╭─ PROVIDED DATA

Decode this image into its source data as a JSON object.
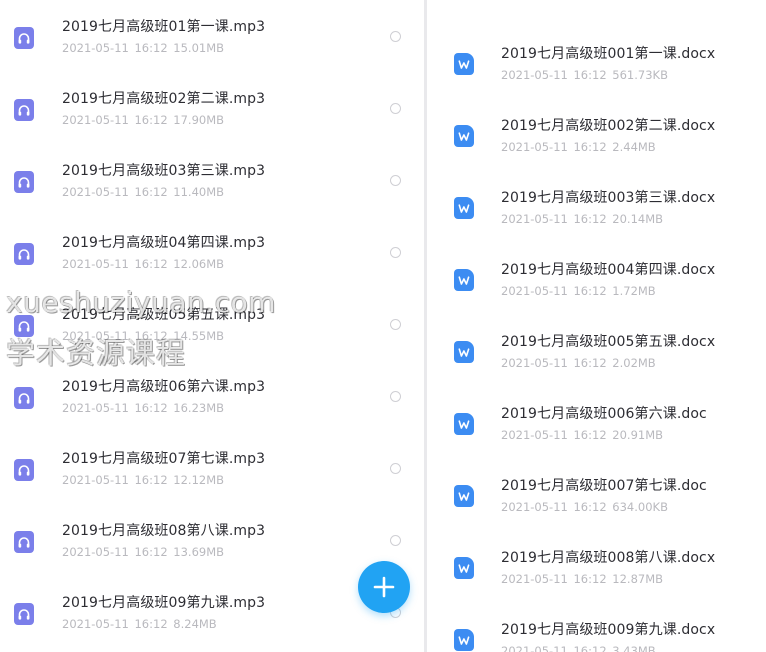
{
  "left_panel": {
    "files": [
      {
        "name": "2019七月高级班01第一课.mp3",
        "meta": "2021-05-11 16:12 15.01MB"
      },
      {
        "name": "2019七月高级班02第二课.mp3",
        "meta": "2021-05-11 16:12 17.90MB"
      },
      {
        "name": "2019七月高级班03第三课.mp3",
        "meta": "2021-05-11 16:12 11.40MB"
      },
      {
        "name": "2019七月高级班04第四课.mp3",
        "meta": "2021-05-11 16:12 12.06MB"
      },
      {
        "name": "2019七月高级班05第五课.mp3",
        "meta": "2021-05-11 16:12 14.55MB"
      },
      {
        "name": "2019七月高级班06第六课.mp3",
        "meta": "2021-05-11 16:12 16.23MB"
      },
      {
        "name": "2019七月高级班07第七课.mp3",
        "meta": "2021-05-11 16:12 12.12MB"
      },
      {
        "name": "2019七月高级班08第八课.mp3",
        "meta": "2021-05-11 16:12 13.69MB"
      },
      {
        "name": "2019七月高级班09第九课.mp3",
        "meta": "2021-05-11 16:12 8.24MB"
      }
    ]
  },
  "right_panel": {
    "files": [
      {
        "name": "2019七月高级班001第一课.docx",
        "meta": "2021-05-11 16:12 561.73KB"
      },
      {
        "name": "2019七月高级班002第二课.docx",
        "meta": "2021-05-11 16:12 2.44MB"
      },
      {
        "name": "2019七月高级班003第三课.docx",
        "meta": "2021-05-11 16:12 20.14MB"
      },
      {
        "name": "2019七月高级班004第四课.docx",
        "meta": "2021-05-11 16:12 1.72MB"
      },
      {
        "name": "2019七月高级班005第五课.docx",
        "meta": "2021-05-11 16:12 2.02MB"
      },
      {
        "name": "2019七月高级班006第六课.doc",
        "meta": "2021-05-11 16:12 20.91MB"
      },
      {
        "name": "2019七月高级班007第七课.doc",
        "meta": "2021-05-11 16:12 634.00KB"
      },
      {
        "name": "2019七月高级班008第八课.docx",
        "meta": "2021-05-11 16:12 12.87MB"
      },
      {
        "name": "2019七月高级班009第九课.docx",
        "meta": "2021-05-11 16:12 3.43MB"
      }
    ]
  },
  "fab": {
    "icon": "plus-icon",
    "color": "#21a3f3"
  },
  "icons": {
    "audio": "headphones-icon",
    "document": "word-doc-icon"
  },
  "colors": {
    "audio_icon": "#7b7fea",
    "doc_icon": "#3c8cf2"
  },
  "watermark": {
    "line1": "xueshuziyuan.com",
    "line2": "学术资源课程"
  }
}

╰─

## REQUIREMENT
Pick each line holding the word "docx" out of the data and copy it.

## RESULT
        "name": "2019七月高级班001第一课.docx",
        "name": "2019七月高级班002第二课.docx",
        "name": "2019七月高级班003第三课.docx",
        "name": "2019七月高级班004第四课.docx",
        "name": "2019七月高级班005第五课.docx",
        "name": "2019七月高级班008第八课.docx",
        "name": "2019七月高级班009第九课.docx",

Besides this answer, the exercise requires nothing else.